■ Work to be completed
In the listing below, locate the lines that hold "data" and copy them.

▬▬▬▬▬▬▬▬▬▬

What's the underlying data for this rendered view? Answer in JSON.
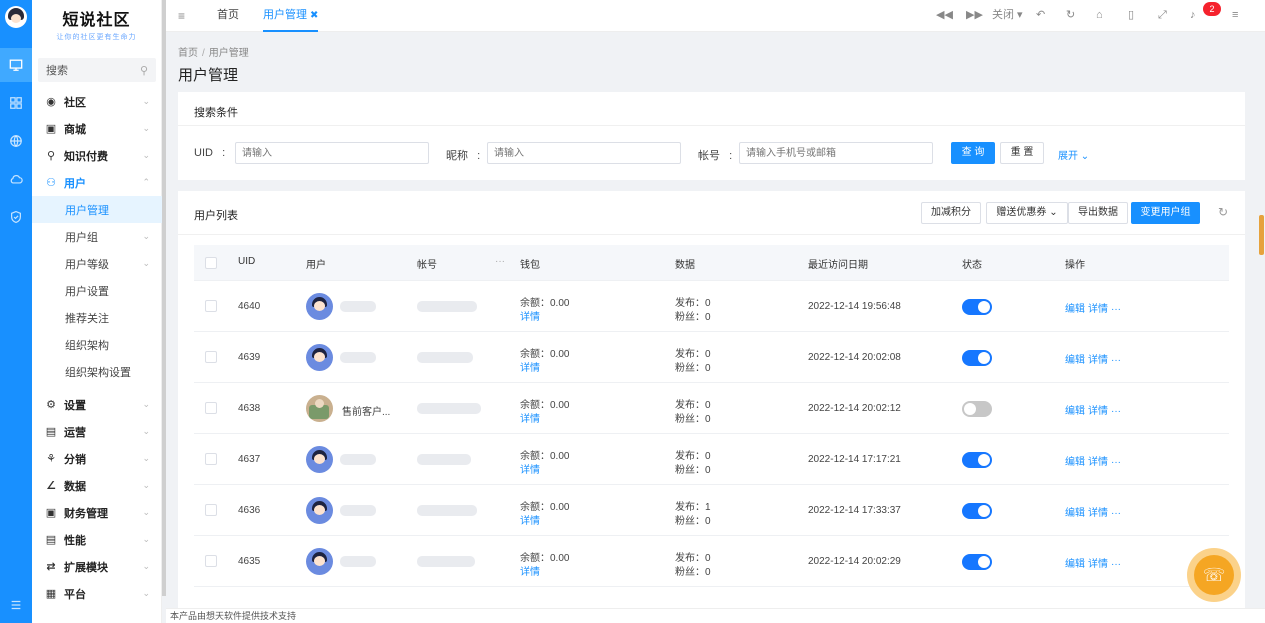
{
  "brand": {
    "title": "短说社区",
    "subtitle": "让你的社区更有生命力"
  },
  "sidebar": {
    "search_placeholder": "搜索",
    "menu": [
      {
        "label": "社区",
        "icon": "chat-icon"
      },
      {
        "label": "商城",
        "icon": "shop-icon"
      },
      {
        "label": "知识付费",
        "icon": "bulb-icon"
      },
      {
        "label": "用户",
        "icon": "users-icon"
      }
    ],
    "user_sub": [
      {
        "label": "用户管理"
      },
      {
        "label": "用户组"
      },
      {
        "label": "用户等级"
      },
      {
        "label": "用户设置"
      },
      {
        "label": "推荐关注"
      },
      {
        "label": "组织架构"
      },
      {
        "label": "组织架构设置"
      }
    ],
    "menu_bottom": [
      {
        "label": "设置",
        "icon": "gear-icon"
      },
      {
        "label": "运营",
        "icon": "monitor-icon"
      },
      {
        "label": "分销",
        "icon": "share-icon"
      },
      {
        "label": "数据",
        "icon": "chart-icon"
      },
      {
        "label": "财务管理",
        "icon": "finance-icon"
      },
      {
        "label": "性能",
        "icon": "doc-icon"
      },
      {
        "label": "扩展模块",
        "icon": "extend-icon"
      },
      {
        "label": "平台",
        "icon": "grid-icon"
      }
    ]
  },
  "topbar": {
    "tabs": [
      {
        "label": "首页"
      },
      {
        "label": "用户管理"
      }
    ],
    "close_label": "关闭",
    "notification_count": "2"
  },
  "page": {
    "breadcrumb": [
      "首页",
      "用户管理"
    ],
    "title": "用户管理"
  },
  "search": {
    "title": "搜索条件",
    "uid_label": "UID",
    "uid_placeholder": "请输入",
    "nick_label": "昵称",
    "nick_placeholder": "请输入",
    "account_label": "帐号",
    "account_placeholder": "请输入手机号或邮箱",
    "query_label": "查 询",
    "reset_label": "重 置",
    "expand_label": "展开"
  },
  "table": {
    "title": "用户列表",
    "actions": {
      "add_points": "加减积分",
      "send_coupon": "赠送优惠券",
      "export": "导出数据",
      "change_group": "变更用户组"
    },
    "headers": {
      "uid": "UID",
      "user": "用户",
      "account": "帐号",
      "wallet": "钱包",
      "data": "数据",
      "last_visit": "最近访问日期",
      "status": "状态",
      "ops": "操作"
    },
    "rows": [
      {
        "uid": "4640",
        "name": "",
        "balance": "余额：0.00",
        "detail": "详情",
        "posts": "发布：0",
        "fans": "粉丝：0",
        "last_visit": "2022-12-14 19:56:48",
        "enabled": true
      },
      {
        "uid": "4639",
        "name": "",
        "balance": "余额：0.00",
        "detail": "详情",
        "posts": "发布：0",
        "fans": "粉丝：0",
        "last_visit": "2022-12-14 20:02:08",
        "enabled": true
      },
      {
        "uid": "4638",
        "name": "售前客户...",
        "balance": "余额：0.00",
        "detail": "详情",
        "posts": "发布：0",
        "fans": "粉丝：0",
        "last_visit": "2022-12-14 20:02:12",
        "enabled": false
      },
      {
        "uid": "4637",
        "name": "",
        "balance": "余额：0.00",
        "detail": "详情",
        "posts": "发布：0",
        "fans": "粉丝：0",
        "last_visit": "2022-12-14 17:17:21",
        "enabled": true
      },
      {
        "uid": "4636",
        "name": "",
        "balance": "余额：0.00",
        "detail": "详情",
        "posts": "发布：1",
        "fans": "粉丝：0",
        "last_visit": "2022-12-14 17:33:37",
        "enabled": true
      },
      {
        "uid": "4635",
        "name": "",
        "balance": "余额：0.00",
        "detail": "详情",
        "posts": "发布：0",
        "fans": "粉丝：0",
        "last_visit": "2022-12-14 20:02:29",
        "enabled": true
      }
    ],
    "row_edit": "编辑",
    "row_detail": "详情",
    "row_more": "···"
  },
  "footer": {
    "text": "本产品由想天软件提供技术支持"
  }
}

▬▬▬▬▬▬▬▬▬▬

■ Answer
What's the underlying data for this rendered view? Answer in JSON.
      "data": "数据",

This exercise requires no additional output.